● Dataset items
■ ■ ■ ■ ■

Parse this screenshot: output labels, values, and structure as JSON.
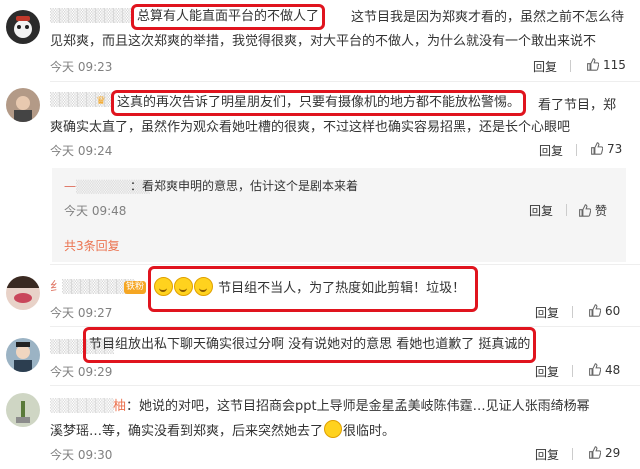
{
  "comments": [
    {
      "username": "",
      "text_hl": "总算有人能直面平台的不做人了",
      "text_line1": "这节目我是因为郑爽才看的，虽然之前不怎么待",
      "text_line2": "见郑爽，而且这次郑爽的举措，我觉得很爽，对大平台的不做人，为什么就没有一个敢出来说不",
      "time": "今天 09:23",
      "reply_label": "回复",
      "likes": "115"
    },
    {
      "username": "",
      "text_hl": "这真的再次告诉了明星朋友们，只要有摄像机的地方都不能放松警惕。",
      "text_line1": "看了节目，郑",
      "text_line2": "爽确实太直了，虽然作为观众看她吐槽的很爽，不过这样也确实容易招黑，还是长个心眼吧",
      "time": "今天 09:24",
      "reply_label": "回复",
      "likes": "73",
      "sub_reply": {
        "username": "一",
        "text": "看郑爽申明的意思，估计这个是剧本来着",
        "time": "今天 09:48",
        "reply_label": "回复",
        "like_label": "赞"
      },
      "more_replies": "共3条回复"
    },
    {
      "username": "纟",
      "badge": "铁粉",
      "text": "节目组不当人，为了热度如此剪辑！垃圾！",
      "time": "今天 09:27",
      "reply_label": "回复",
      "likes": "60"
    },
    {
      "username": "",
      "text": "节目组放出私下聊天确实很过分啊 没有说她对的意思 看她也道歉了 挺真诚的",
      "time": "今天 09:29",
      "reply_label": "回复",
      "likes": "48"
    },
    {
      "username": "柚",
      "text_line1": "她说的对吧，这节目招商会ppt上导师是金星孟美岐陈伟霆…见证人张雨绮杨幂",
      "text_line2a": "溪梦瑶…等，确实没看到郑爽，后来突然她去了",
      "text_line2b": "很临时。",
      "time": "今天 09:30",
      "reply_label": "回复",
      "likes": "29"
    }
  ]
}
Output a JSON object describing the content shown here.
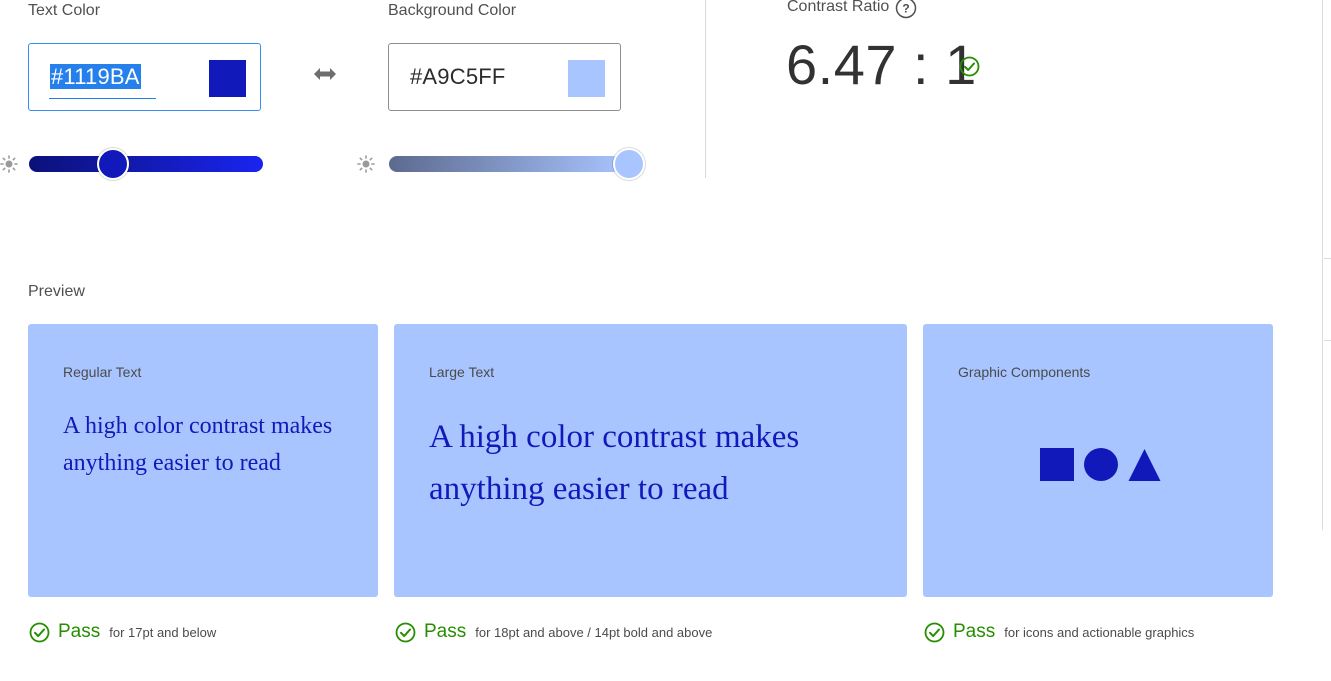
{
  "text_color": {
    "label": "Text Color",
    "hex_value": "#1119BA",
    "swatch_color": "#1119BA",
    "slider_level": 0.36
  },
  "swap": {
    "icon": "swap-arrows-icon"
  },
  "background_color": {
    "label": "Background Color",
    "hex_value": "#A9C5FF",
    "swatch_color": "#A9C5FF",
    "slider_level": 1.0
  },
  "contrast": {
    "label": "Contrast Ratio",
    "help_icon": "question-circle-icon",
    "value": "6.47 : 1",
    "status_icon": "check-circle-icon"
  },
  "preview": {
    "label": "Preview",
    "cards": [
      {
        "title": "Regular Text",
        "sample": "A high color contrast makes anything easier to read",
        "result": "Pass",
        "note": "for 17pt and below"
      },
      {
        "title": "Large Text",
        "sample": "A high color contrast makes anything easier to read",
        "result": "Pass",
        "note": "for 18pt and above / 14pt bold and above"
      },
      {
        "title": "Graphic Components",
        "sample": "",
        "result": "Pass",
        "note": "for icons and actionable graphics"
      }
    ]
  },
  "colors": {
    "pass_green": "#268E00",
    "focus_blue": "#378EF0"
  }
}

■ ■ ■ ■ ■

Without the pictures, return all the records precisely as they stand.

● EXERCISE OUTPUT
Parse this screenshot: output labels, values, and structure as JSON.
{
  "comments": [
    {
      "username": "",
      "text_hl": "总算有人能直面平台的不做人了",
      "text_line1": "这节目我是因为郑爽才看的，虽然之前不怎么待",
      "text_line2": "见郑爽，而且这次郑爽的举措，我觉得很爽，对大平台的不做人，为什么就没有一个敢出来说不",
      "time": "今天 09:23",
      "reply_label": "回复",
      "likes": "115"
    },
    {
      "username": "",
      "text_hl": "这真的再次告诉了明星朋友们，只要有摄像机的地方都不能放松警惕。",
      "text_line1": "看了节目，郑",
      "text_line2": "爽确实太直了，虽然作为观众看她吐槽的很爽，不过这样也确实容易招黑，还是长个心眼吧",
      "time": "今天 09:24",
      "reply_label": "回复",
      "likes": "73",
      "sub_reply": {
        "username": "一",
        "text": "看郑爽申明的意思，估计这个是剧本来着",
        "time": "今天 09:48",
        "reply_label": "回复",
        "like_label": "赞"
      },
      "more_replies": "共3条回复"
    },
    {
      "username": "纟",
      "badge": "铁粉",
      "text": "节目组不当人，为了热度如此剪辑！垃圾！",
      "time": "今天 09:27",
      "reply_label": "回复",
      "likes": "60"
    },
    {
      "username": "",
      "text": "节目组放出私下聊天确实很过分啊 没有说她对的意思 看她也道歉了 挺真诚的",
      "time": "今天 09:29",
      "reply_label": "回复",
      "likes": "48"
    },
    {
      "username": "柚",
      "text_line1": "她说的对吧，这节目招商会ppt上导师是金星孟美岐陈伟霆…见证人张雨绮杨幂",
      "text_line2a": "溪梦瑶…等，确实没看到郑爽，后来突然她去了",
      "text_line2b": "很临时。",
      "time": "今天 09:30",
      "reply_label": "回复",
      "likes": "29"
    }
  ]
}
Output a JSON object describing the content shown here.
{
  "text_color": {
    "label": "Text Color",
    "hex_value": "#1119BA",
    "swatch_color": "#1119BA",
    "slider_level": 0.36
  },
  "swap": {
    "icon": "swap-arrows-icon"
  },
  "background_color": {
    "label": "Background Color",
    "hex_value": "#A9C5FF",
    "swatch_color": "#A9C5FF",
    "slider_level": 1.0
  },
  "contrast": {
    "label": "Contrast Ratio",
    "help_icon": "question-circle-icon",
    "value": "6.47 : 1",
    "status_icon": "check-circle-icon"
  },
  "preview": {
    "label": "Preview",
    "cards": [
      {
        "title": "Regular Text",
        "sample": "A high color contrast makes anything easier to read",
        "result": "Pass",
        "note": "for 17pt and below"
      },
      {
        "title": "Large Text",
        "sample": "A high color contrast makes anything easier to read",
        "result": "Pass",
        "note": "for 18pt and above / 14pt bold and above"
      },
      {
        "title": "Graphic Components",
        "sample": "",
        "result": "Pass",
        "note": "for icons and actionable graphics"
      }
    ]
  },
  "colors": {
    "pass_green": "#268E00",
    "focus_blue": "#378EF0"
  }
}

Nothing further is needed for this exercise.